Leave out the pictures and repeat everything else in the records exactly.

--- Start of PROVIDED DATA ---

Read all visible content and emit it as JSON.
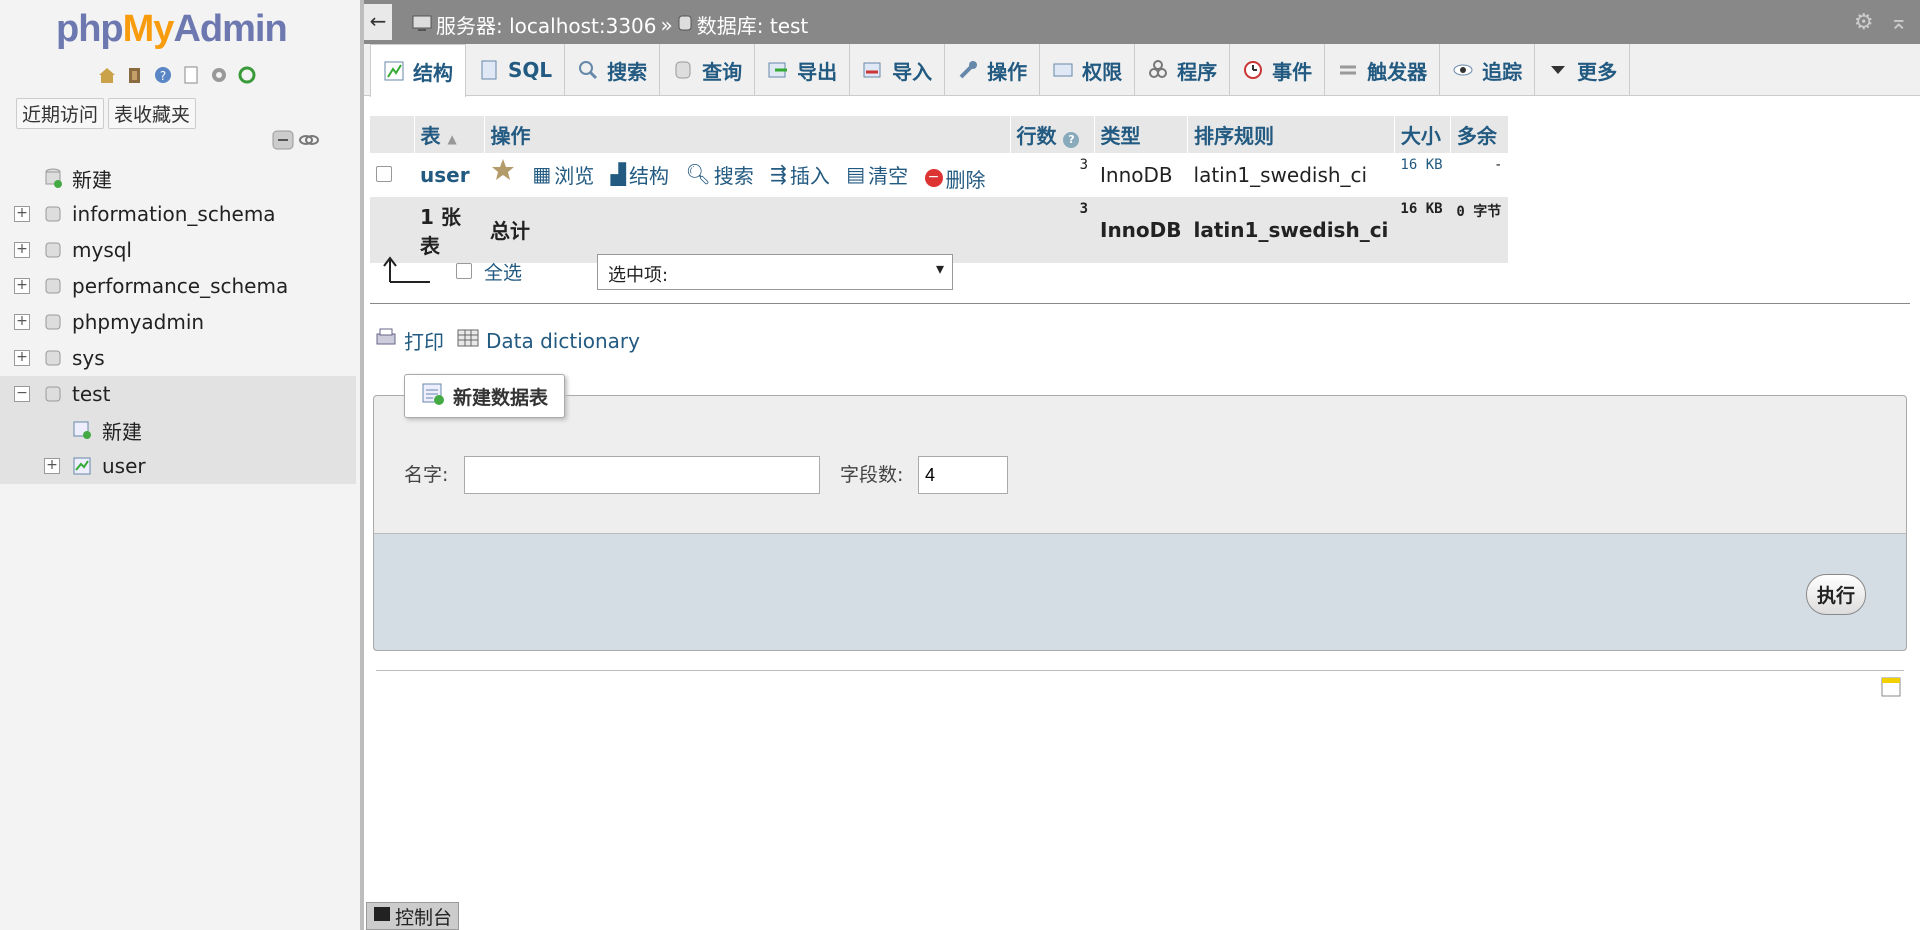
{
  "logo": {
    "php": "php",
    "my": "My",
    "admin": "Admin"
  },
  "left": {
    "recent": "近期访问",
    "favorites": "表收藏夹",
    "tree": [
      {
        "label": "新建"
      },
      {
        "label": "information_schema"
      },
      {
        "label": "mysql"
      },
      {
        "label": "performance_schema"
      },
      {
        "label": "phpmyadmin"
      },
      {
        "label": "sys"
      },
      {
        "label": "test"
      }
    ],
    "test_children": [
      {
        "label": "新建"
      },
      {
        "label": "user"
      }
    ]
  },
  "topbar": {
    "server": "服务器: localhost:3306",
    "sep": "»",
    "database": "数据库: test"
  },
  "tabs": [
    {
      "label": "结构",
      "icon": "structure-icon"
    },
    {
      "label": "SQL",
      "icon": "sql-icon"
    },
    {
      "label": "搜索",
      "icon": "search-icon"
    },
    {
      "label": "查询",
      "icon": "query-icon"
    },
    {
      "label": "导出",
      "icon": "export-icon"
    },
    {
      "label": "导入",
      "icon": "import-icon"
    },
    {
      "label": "操作",
      "icon": "wrench-icon"
    },
    {
      "label": "权限",
      "icon": "privileges-icon"
    },
    {
      "label": "程序",
      "icon": "routines-icon"
    },
    {
      "label": "事件",
      "icon": "events-icon"
    },
    {
      "label": "触发器",
      "icon": "triggers-icon"
    },
    {
      "label": "追踪",
      "icon": "tracking-icon"
    },
    {
      "label": "更多",
      "icon": "more-icon"
    }
  ],
  "table": {
    "headers": {
      "table": "表",
      "action": "操作",
      "rows": "行数",
      "type": "类型",
      "collation": "排序规则",
      "size": "大小",
      "overhead": "多余"
    },
    "row": {
      "name": "user",
      "browse": "浏览",
      "structure": "结构",
      "search": "搜索",
      "insert": "插入",
      "empty": "清空",
      "drop": "删除",
      "rows": "3",
      "type": "InnoDB",
      "collation": "latin1_swedish_ci",
      "size": "16 KB",
      "overhead": "-"
    },
    "footer": {
      "count": "1 张表",
      "total": "总计",
      "rows": "3",
      "type": "InnoDB",
      "collation": "latin1_swedish_ci",
      "size": "16 KB",
      "overhead": "0 字节"
    }
  },
  "withsel": {
    "checkall": "全选",
    "select": "选中项:"
  },
  "print": {
    "print": "打印",
    "dict": "Data dictionary"
  },
  "create": {
    "legend": "新建数据表",
    "name_label": "名字:",
    "name_value": "",
    "cols_label": "字段数:",
    "cols_value": "4",
    "go": "执行"
  },
  "console": "控制台"
}
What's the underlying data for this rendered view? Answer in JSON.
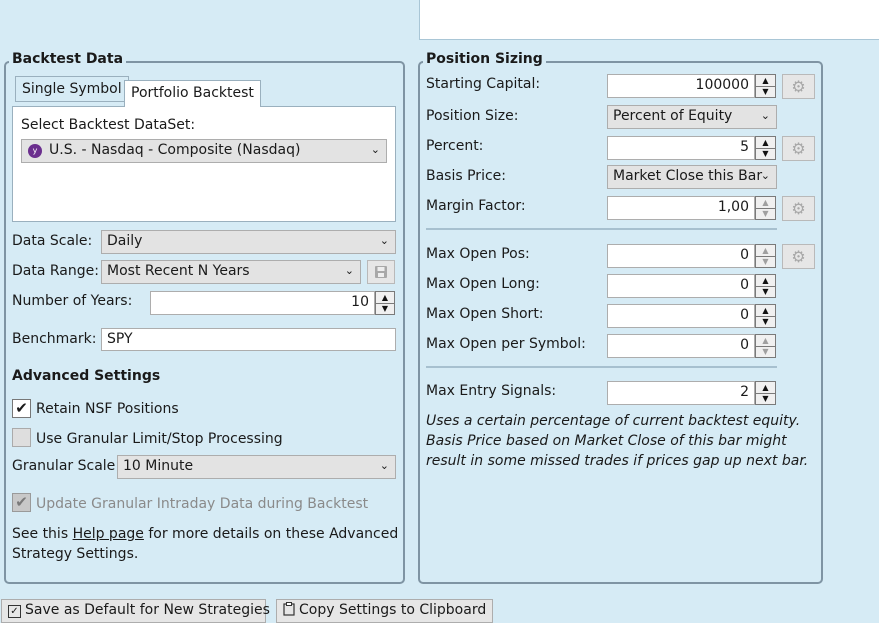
{
  "backtest": {
    "title": "Backtest Data",
    "tabs": [
      "Single Symbol",
      "Portfolio Backtest"
    ],
    "dataset_label": "Select Backtest DataSet:",
    "dataset_value": "U.S. - Nasdaq - Composite (Nasdaq)",
    "data_scale_label": "Data Scale:",
    "data_scale_value": "Daily",
    "data_range_label": "Data Range:",
    "data_range_value": "Most Recent N Years",
    "years_label": "Number of Years:",
    "years_value": "10",
    "benchmark_label": "Benchmark:",
    "benchmark_value": "SPY"
  },
  "advanced": {
    "title": "Advanced Settings",
    "retain_nsf": "Retain NSF Positions",
    "granular_processing": "Use Granular Limit/Stop Processing",
    "granular_scale_label": "Granular Scale",
    "granular_scale_value": "10 Minute",
    "update_granular": "Update Granular Intraday Data during Backtest",
    "help_prefix": "See this",
    "help_link": "Help page",
    "help_suffix_1": "for more details on these Advanced",
    "help_suffix_2": "Strategy Settings."
  },
  "sizing": {
    "title": "Position Sizing",
    "starting_capital_label": "Starting Capital:",
    "starting_capital_value": "100000",
    "position_size_label": "Position Size:",
    "position_size_value": "Percent of Equity",
    "percent_label": "Percent:",
    "percent_value": "5",
    "basis_price_label": "Basis Price:",
    "basis_price_value": "Market Close this Bar",
    "margin_label": "Margin Factor:",
    "margin_value": "1,00",
    "max_open_pos_label": "Max Open Pos:",
    "max_open_pos_value": "0",
    "max_open_long_label": "Max Open Long:",
    "max_open_long_value": "0",
    "max_open_short_label": "Max Open Short:",
    "max_open_short_value": "0",
    "max_open_symbol_label": "Max Open per Symbol:",
    "max_open_symbol_value": "0",
    "max_entry_label": "Max Entry Signals:",
    "max_entry_value": "2",
    "note_1": "Uses a certain percentage of current backtest equity.",
    "note_2": "Basis Price based on Market Close of this bar might",
    "note_3": "result in some missed trades if prices gap up next bar."
  },
  "footer": {
    "save_default": "Save as Default for New Strategies",
    "copy_settings": "Copy Settings to Clipboard"
  },
  "icons": {
    "caret": "chevron-down-icon",
    "gear": "gear-icon",
    "save": "save-icon",
    "checkbox": "checkmark-icon",
    "clipboard": "clipboard-icon"
  }
}
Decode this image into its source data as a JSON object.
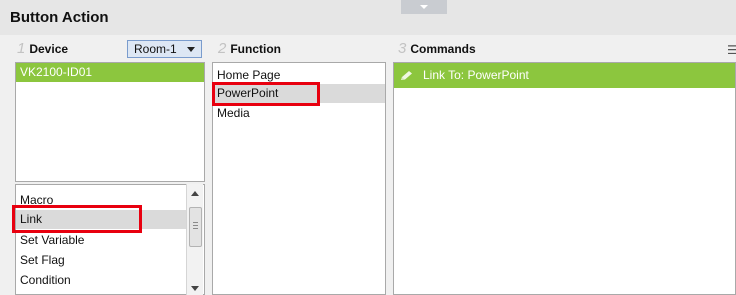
{
  "window": {
    "title": "Button Action"
  },
  "device_column": {
    "number": "1",
    "label": "Device",
    "room_select": {
      "value": "Room-1"
    },
    "devices": [
      {
        "label": "VK2100-ID01",
        "selected": true
      }
    ],
    "action_types": [
      {
        "label": "Macro",
        "selected": false
      },
      {
        "label": "Link",
        "selected": true
      },
      {
        "label": "Set Variable",
        "selected": false
      },
      {
        "label": "Set Flag",
        "selected": false
      },
      {
        "label": "Condition",
        "selected": false
      }
    ]
  },
  "function_column": {
    "number": "2",
    "label": "Function",
    "items": [
      {
        "label": "Home Page",
        "selected": false
      },
      {
        "label": "PowerPoint",
        "selected": true
      },
      {
        "label": "Media",
        "selected": false
      }
    ]
  },
  "commands_column": {
    "number": "3",
    "label": "Commands",
    "items": [
      {
        "label": "Link To: PowerPoint",
        "icon": "pencil-icon"
      }
    ]
  },
  "colors": {
    "selected_green": "#8cc63e",
    "selected_grey": "#dadada",
    "highlight_red": "#e8000f",
    "dropdown_bg": "#dde7f4"
  }
}
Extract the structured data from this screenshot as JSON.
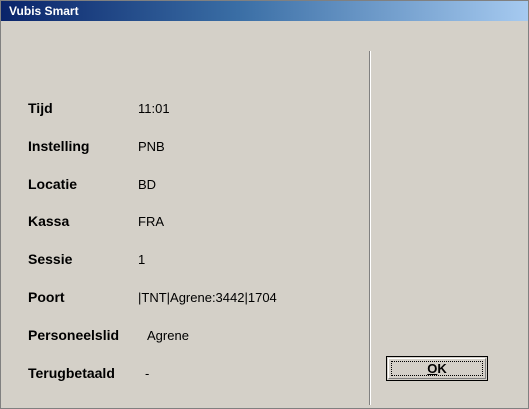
{
  "window": {
    "title": "Vubis Smart"
  },
  "fields": [
    {
      "label": "Tijd",
      "value": "11:01"
    },
    {
      "label": "Instelling",
      "value": "PNB"
    },
    {
      "label": "Locatie",
      "value": "BD"
    },
    {
      "label": "Kassa",
      "value": "FRA"
    },
    {
      "label": "Sessie",
      "value": "1"
    },
    {
      "label": "Poort",
      "value": "|TNT|Agrene:3442|1704"
    },
    {
      "label": "Personeelslid",
      "value": "Agrene"
    },
    {
      "label": "Terugbetaald",
      "value": "-"
    }
  ],
  "buttons": {
    "ok_mnemonic": "O",
    "ok_rest": "K"
  }
}
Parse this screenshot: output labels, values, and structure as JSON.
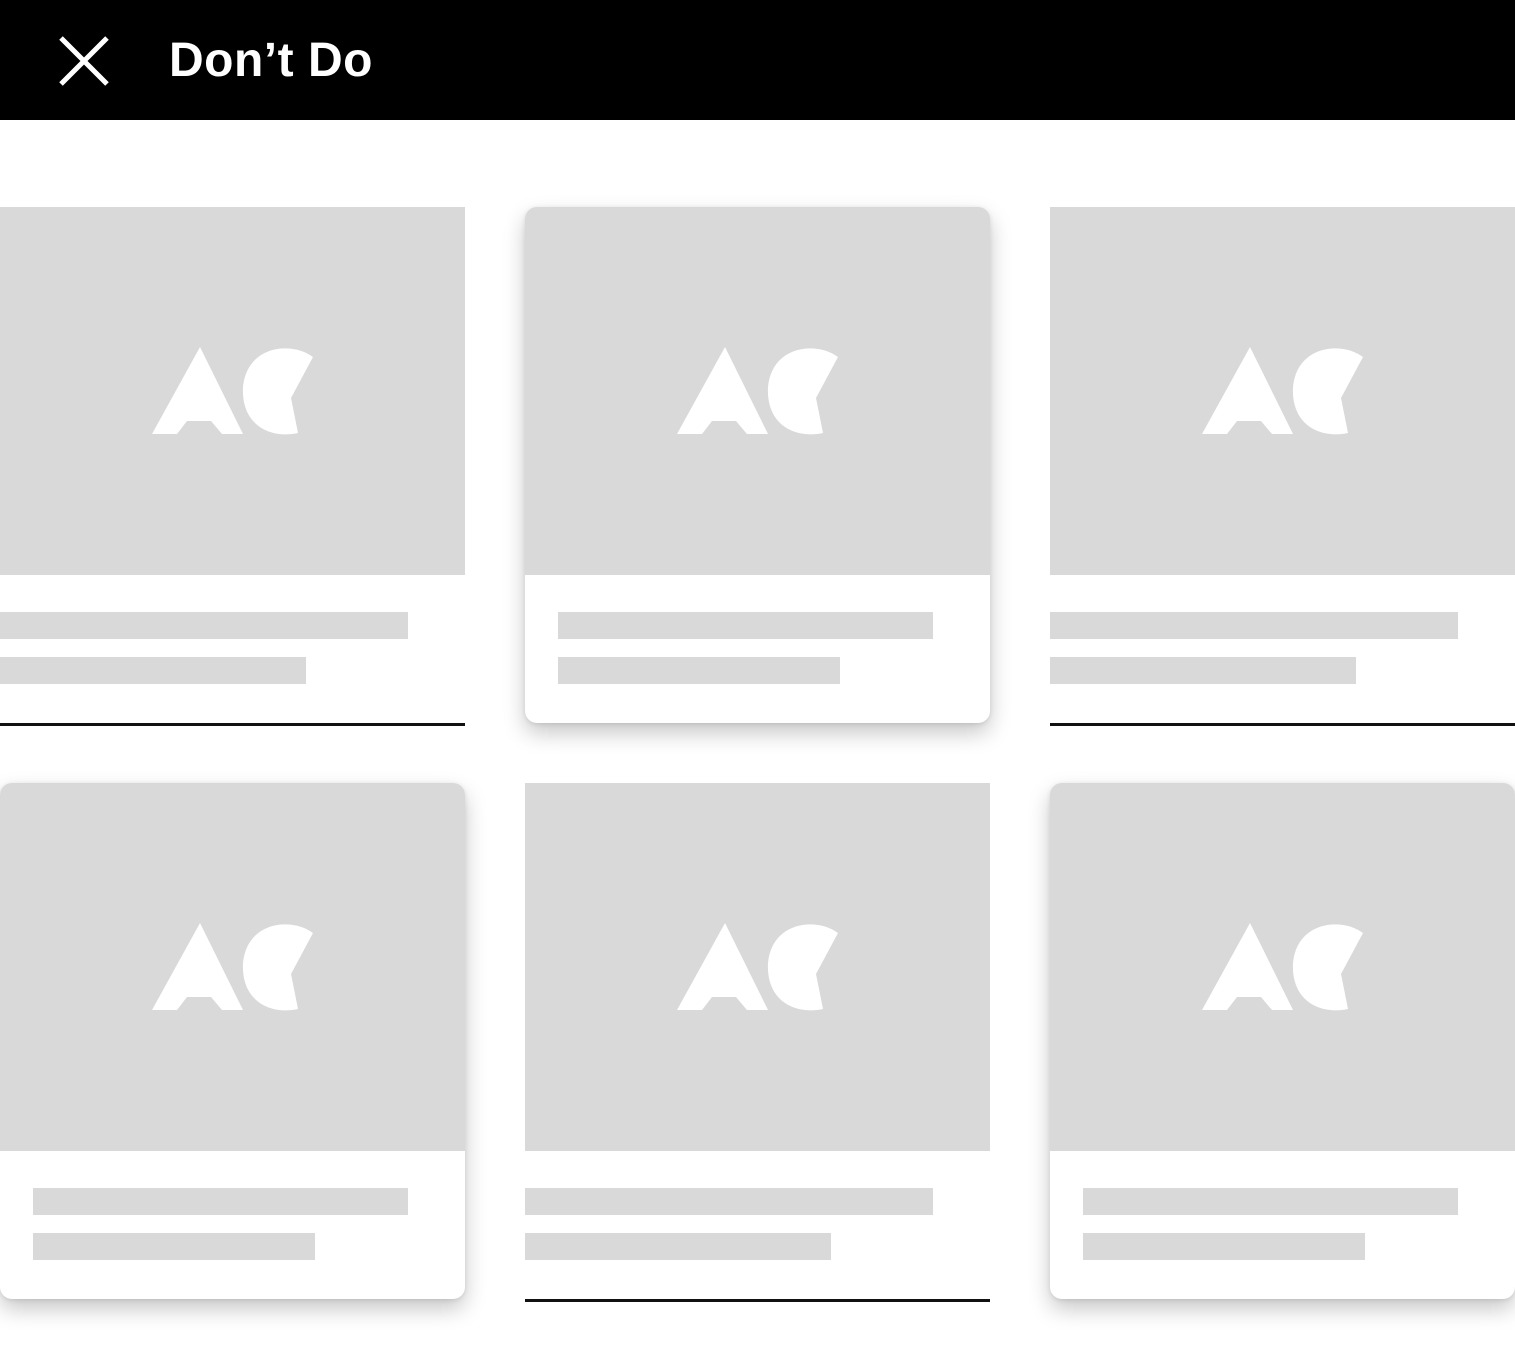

--- End of PROVIDED DATA ---

CORRECT OUTPUT:
Read all visible content and emit it as JSON.
{
  "logo": {
    "php": "php",
    "my": "My",
    "admin": "Admin"
  },
  "left": {
    "recent": "近期访问",
    "favorites": "表收藏夹",
    "tree": [
      {
        "label": "新建"
      },
      {
        "label": "information_schema"
      },
      {
        "label": "mysql"
      },
      {
        "label": "performance_schema"
      },
      {
        "label": "phpmyadmin"
      },
      {
        "label": "sys"
      },
      {
        "label": "test"
      }
    ],
    "test_children": [
      {
        "label": "新建"
      },
      {
        "label": "user"
      }
    ]
  },
  "topbar": {
    "server": "服务器: localhost:3306",
    "sep": "»",
    "database": "数据库: test"
  },
  "tabs": [
    {
      "label": "结构",
      "icon": "structure-icon"
    },
    {
      "label": "SQL",
      "icon": "sql-icon"
    },
    {
      "label": "搜索",
      "icon": "search-icon"
    },
    {
      "label": "查询",
      "icon": "query-icon"
    },
    {
      "label": "导出",
      "icon": "export-icon"
    },
    {
      "label": "导入",
      "icon": "import-icon"
    },
    {
      "label": "操作",
      "icon": "wrench-icon"
    },
    {
      "label": "权限",
      "icon": "privileges-icon"
    },
    {
      "label": "程序",
      "icon": "routines-icon"
    },
    {
      "label": "事件",
      "icon": "events-icon"
    },
    {
      "label": "触发器",
      "icon": "triggers-icon"
    },
    {
      "label": "追踪",
      "icon": "tracking-icon"
    },
    {
      "label": "更多",
      "icon": "more-icon"
    }
  ],
  "table": {
    "headers": {
      "table": "表",
      "action": "操作",
      "rows": "行数",
      "type": "类型",
      "collation": "排序规则",
      "size": "大小",
      "overhead": "多余"
    },
    "row": {
      "name": "user",
      "browse": "浏览",
      "structure": "结构",
      "search": "搜索",
      "insert": "插入",
      "empty": "清空",
      "drop": "删除",
      "rows": "3",
      "type": "InnoDB",
      "collation": "latin1_swedish_ci",
      "size": "16 KB",
      "overhead": "-"
    },
    "footer": {
      "count": "1 张表",
      "total": "总计",
      "rows": "3",
      "type": "InnoDB",
      "collation": "latin1_swedish_ci",
      "size": "16 KB",
      "overhead": "0 字节"
    }
  },
  "withsel": {
    "checkall": "全选",
    "select": "选中项:"
  },
  "print": {
    "print": "打印",
    "dict": "Data dictionary"
  },
  "create": {
    "legend": "新建数据表",
    "name_label": "名字:",
    "name_value": "",
    "cols_label": "字段数:",
    "cols_value": "4",
    "go": "执行"
  },
  "console": "控制台"
}
What's the underlying data for this rendered view? Answer in JSON.
{
  "backtest": {
    "title": "Backtest Data",
    "tabs": [
      "Single Symbol",
      "Portfolio Backtest"
    ],
    "dataset_label": "Select Backtest DataSet:",
    "dataset_value": "U.S. - Nasdaq - Composite (Nasdaq)",
    "data_scale_label": "Data Scale:",
    "data_scale_value": "Daily",
    "data_range_label": "Data Range:",
    "data_range_value": "Most Recent N Years",
    "years_label": "Number of Years:",
    "years_value": "10",
    "benchmark_label": "Benchmark:",
    "benchmark_value": "SPY"
  },
  "advanced": {
    "title": "Advanced Settings",
    "retain_nsf": "Retain NSF Positions",
    "granular_processing": "Use Granular Limit/Stop Processing",
    "granular_scale_label": "Granular Scale",
    "granular_scale_value": "10 Minute",
    "update_granular": "Update Granular Intraday Data during Backtest",
    "help_prefix": "See this",
    "help_link": "Help page",
    "help_suffix_1": "for more details on these Advanced",
    "help_suffix_2": "Strategy Settings."
  },
  "sizing": {
    "title": "Position Sizing",
    "starting_capital_label": "Starting Capital:",
    "starting_capital_value": "100000",
    "position_size_label": "Position Size:",
    "position_size_value": "Percent of Equity",
    "percent_label": "Percent:",
    "percent_value": "5",
    "basis_price_label": "Basis Price:",
    "basis_price_value": "Market Close this Bar",
    "margin_label": "Margin Factor:",
    "margin_value": "1,00",
    "max_open_pos_label": "Max Open Pos:",
    "max_open_pos_value": "0",
    "max_open_long_label": "Max Open Long:",
    "max_open_long_value": "0",
    "max_open_short_label": "Max Open Short:",
    "max_open_short_value": "0",
    "max_open_symbol_label": "Max Open per Symbol:",
    "max_open_symbol_value": "0",
    "max_entry_label": "Max Entry Signals:",
    "max_entry_value": "2",
    "note_1": "Uses a certain percentage of current backtest equity.",
    "note_2": "Basis Price based on Market Close of this bar might",
    "note_3": "result in some missed trades if prices gap up next bar."
  },
  "footer": {
    "save_default": "Save as Default for New Strategies",
    "copy_settings": "Copy Settings to Clipboard"
  },
  "icons": {
    "caret": "chevron-down-icon",
    "gear": "gear-icon",
    "save": "save-icon",
    "checkbox": "checkmark-icon",
    "clipboard": "clipboard-icon"
  }
}
Decode this image into its source data as a JSON object.
{
  "window": {
    "title": "Button Action"
  },
  "device_column": {
    "number": "1",
    "label": "Device",
    "room_select": {
      "value": "Room-1"
    },
    "devices": [
      {
        "label": "VK2100-ID01",
        "selected": true
      }
    ],
    "action_types": [
      {
        "label": "Macro",
        "selected": false
      },
      {
        "label": "Link",
        "selected": true
      },
      {
        "label": "Set Variable",
        "selected": false
      },
      {
        "label": "Set Flag",
        "selected": false
      },
      {
        "label": "Condition",
        "selected": false
      }
    ]
  },
  "function_column": {
    "number": "2",
    "label": "Function",
    "items": [
      {
        "label": "Home Page",
        "selected": false
      },
      {
        "label": "PowerPoint",
        "selected": true
      },
      {
        "label": "Media",
        "selected": false
      }
    ]
  },
  "commands_column": {
    "number": "3",
    "label": "Commands",
    "items": [
      {
        "label": "Link To: PowerPoint",
        "icon": "pencil-icon"
      }
    ]
  },
  "colors": {
    "selected_green": "#8cc63e",
    "selected_grey": "#dadada",
    "highlight_red": "#e8000f",
    "dropdown_bg": "#dde7f4"
  }
}
Extract the structured data from this screenshot as JSON.
{
  "window": {
    "title": "Vubis Smart"
  },
  "fields": [
    {
      "label": "Tijd",
      "value": "11:01"
    },
    {
      "label": "Instelling",
      "value": "PNB"
    },
    {
      "label": "Locatie",
      "value": "BD"
    },
    {
      "label": "Kassa",
      "value": "FRA"
    },
    {
      "label": "Sessie",
      "value": "1"
    },
    {
      "label": "Poort",
      "value": "|TNT|Agrene:3442|1704"
    },
    {
      "label": "Personeelslid",
      "value": "Agrene"
    },
    {
      "label": "Terugbetaald",
      "value": "-"
    }
  ],
  "buttons": {
    "ok_mnemonic": "O",
    "ok_rest": "K"
  }
}
Parse this screenshot: output labels, values, and structure as JSON.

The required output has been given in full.